> **GIVEN REQUEST**: Copy whichever lines contain the string "arrow".

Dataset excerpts
■ ■ ■ ■

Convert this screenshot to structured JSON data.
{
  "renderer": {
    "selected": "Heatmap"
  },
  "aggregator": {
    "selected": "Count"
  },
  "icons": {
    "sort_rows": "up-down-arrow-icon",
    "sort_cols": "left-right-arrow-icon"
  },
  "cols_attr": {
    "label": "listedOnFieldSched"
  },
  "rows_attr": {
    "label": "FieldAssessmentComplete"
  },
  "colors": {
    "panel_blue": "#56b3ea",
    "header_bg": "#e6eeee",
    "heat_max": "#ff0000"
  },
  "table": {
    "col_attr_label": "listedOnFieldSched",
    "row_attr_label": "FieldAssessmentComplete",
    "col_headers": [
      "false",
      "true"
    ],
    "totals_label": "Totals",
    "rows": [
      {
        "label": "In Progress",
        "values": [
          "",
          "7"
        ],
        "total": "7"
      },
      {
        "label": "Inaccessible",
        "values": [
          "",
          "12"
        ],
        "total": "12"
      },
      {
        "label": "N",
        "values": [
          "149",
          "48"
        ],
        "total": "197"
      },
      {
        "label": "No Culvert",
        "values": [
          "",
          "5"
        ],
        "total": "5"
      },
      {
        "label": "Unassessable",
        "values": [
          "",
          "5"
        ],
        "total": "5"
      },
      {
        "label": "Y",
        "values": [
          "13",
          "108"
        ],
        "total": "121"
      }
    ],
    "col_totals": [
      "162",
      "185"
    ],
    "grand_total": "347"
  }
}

■ ■ ■ ■

> **FINISHED ANSWER**:
    "sort_rows": "up-down-arrow-icon",
    "sort_cols": "left-right-arrow-icon"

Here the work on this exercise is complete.